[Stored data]
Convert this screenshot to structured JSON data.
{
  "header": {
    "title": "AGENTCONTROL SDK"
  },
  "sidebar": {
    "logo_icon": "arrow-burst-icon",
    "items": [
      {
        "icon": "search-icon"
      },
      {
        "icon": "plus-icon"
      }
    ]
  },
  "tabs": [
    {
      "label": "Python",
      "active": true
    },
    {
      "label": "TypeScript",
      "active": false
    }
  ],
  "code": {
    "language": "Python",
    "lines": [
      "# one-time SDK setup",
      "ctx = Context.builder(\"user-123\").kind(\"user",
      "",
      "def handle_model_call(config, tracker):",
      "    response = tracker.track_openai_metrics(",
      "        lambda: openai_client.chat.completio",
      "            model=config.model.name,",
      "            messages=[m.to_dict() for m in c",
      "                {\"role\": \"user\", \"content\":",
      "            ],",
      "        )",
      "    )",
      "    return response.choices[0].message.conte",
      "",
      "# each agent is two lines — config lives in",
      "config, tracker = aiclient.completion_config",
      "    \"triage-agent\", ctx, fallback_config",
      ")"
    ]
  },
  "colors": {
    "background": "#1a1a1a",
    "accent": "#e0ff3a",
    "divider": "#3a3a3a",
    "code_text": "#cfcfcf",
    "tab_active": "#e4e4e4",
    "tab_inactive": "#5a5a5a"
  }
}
==
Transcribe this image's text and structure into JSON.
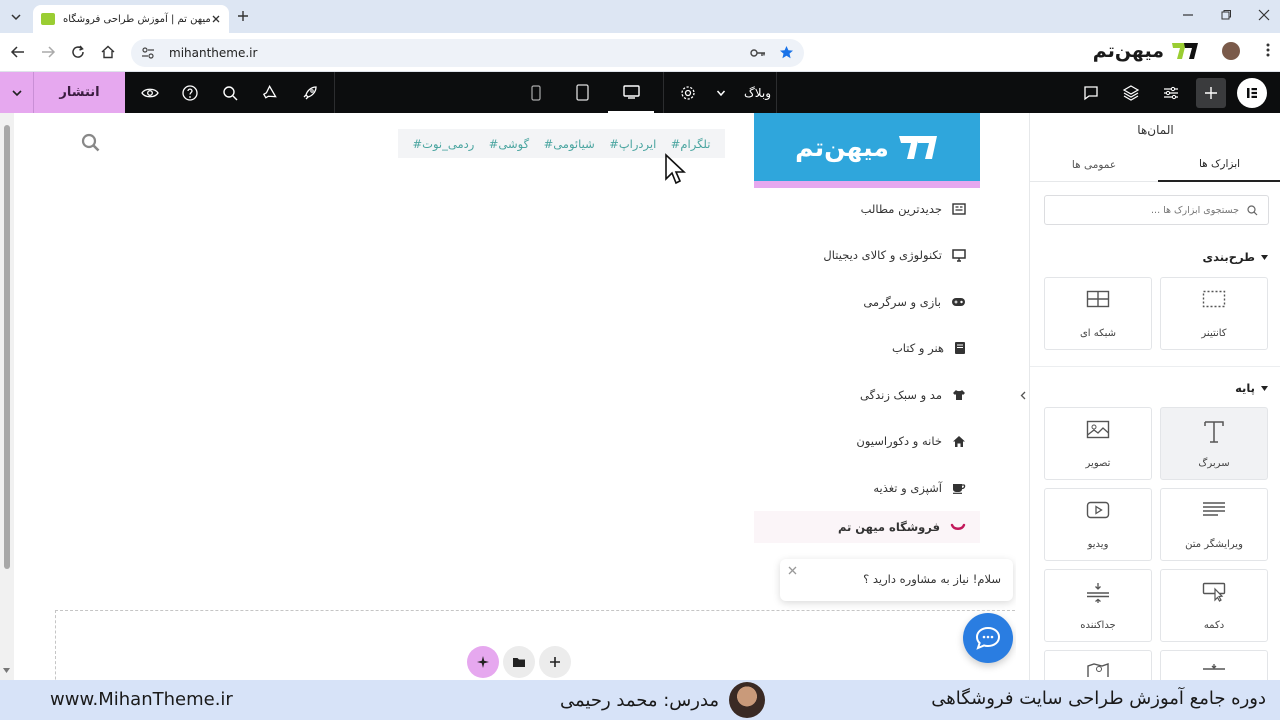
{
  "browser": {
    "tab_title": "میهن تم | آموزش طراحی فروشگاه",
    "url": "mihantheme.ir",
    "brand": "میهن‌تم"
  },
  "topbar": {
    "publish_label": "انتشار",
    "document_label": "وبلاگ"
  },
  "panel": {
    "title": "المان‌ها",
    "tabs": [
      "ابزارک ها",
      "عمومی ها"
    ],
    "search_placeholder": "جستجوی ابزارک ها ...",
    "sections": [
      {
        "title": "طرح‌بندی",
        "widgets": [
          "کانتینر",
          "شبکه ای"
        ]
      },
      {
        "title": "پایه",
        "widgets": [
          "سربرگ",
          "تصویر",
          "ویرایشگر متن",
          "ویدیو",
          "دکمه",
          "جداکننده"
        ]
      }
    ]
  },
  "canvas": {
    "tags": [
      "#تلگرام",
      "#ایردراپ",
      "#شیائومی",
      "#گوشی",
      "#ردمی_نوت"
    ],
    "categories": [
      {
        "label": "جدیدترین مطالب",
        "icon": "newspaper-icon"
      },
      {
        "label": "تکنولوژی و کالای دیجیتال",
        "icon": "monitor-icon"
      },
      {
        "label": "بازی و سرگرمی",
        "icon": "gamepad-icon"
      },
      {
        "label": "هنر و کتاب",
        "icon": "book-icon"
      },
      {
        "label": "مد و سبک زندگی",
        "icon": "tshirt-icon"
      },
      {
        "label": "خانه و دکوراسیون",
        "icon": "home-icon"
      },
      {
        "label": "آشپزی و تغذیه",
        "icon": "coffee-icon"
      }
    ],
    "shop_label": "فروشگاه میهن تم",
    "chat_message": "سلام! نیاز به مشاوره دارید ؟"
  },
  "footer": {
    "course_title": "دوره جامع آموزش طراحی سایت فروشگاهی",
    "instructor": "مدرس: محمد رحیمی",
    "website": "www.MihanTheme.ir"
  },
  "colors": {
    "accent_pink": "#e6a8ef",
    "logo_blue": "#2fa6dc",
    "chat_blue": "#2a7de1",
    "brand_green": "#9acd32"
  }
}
--
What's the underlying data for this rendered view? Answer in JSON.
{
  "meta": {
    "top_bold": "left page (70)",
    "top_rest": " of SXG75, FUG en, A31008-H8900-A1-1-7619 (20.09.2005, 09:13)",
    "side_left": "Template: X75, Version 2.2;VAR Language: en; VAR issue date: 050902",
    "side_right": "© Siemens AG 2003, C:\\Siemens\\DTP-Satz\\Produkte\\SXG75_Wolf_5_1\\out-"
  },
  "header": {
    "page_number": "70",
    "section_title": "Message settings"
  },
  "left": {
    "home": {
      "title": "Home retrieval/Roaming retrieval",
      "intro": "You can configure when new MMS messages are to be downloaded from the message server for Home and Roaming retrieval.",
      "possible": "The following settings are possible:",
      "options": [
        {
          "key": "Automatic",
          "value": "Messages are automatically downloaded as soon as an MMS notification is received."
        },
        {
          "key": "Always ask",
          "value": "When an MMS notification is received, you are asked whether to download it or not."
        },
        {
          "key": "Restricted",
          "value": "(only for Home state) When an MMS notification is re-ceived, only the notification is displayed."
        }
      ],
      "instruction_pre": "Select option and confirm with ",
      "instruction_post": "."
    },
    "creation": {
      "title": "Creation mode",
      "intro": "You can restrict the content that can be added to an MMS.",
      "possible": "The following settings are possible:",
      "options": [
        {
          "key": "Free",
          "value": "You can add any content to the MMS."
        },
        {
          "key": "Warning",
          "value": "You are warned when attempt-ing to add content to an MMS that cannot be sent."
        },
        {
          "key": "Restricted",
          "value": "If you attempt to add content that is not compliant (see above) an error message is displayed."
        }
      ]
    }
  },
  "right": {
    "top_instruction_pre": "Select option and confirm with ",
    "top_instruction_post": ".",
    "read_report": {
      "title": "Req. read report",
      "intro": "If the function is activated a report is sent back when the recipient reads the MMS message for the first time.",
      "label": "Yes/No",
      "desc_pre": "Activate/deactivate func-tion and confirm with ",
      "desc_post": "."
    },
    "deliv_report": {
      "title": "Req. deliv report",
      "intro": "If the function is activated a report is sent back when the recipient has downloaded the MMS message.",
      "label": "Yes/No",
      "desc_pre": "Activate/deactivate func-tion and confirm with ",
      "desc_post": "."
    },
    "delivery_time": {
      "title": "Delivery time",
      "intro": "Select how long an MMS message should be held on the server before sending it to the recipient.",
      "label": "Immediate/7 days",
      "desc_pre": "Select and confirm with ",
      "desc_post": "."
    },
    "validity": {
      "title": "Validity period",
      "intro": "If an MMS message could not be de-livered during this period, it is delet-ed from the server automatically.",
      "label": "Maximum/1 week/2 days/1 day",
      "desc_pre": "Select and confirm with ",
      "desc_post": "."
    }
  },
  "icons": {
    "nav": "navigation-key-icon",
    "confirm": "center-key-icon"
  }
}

DIRECTION: Copy all lines above containing the string "JSON".

RESPONSE TO THIS TASK:
Convert this screenshot to structured JSON data.
Transcribe this image's text and structure into JSON.
What's the underlying data for this rendered view? Answer in JSON.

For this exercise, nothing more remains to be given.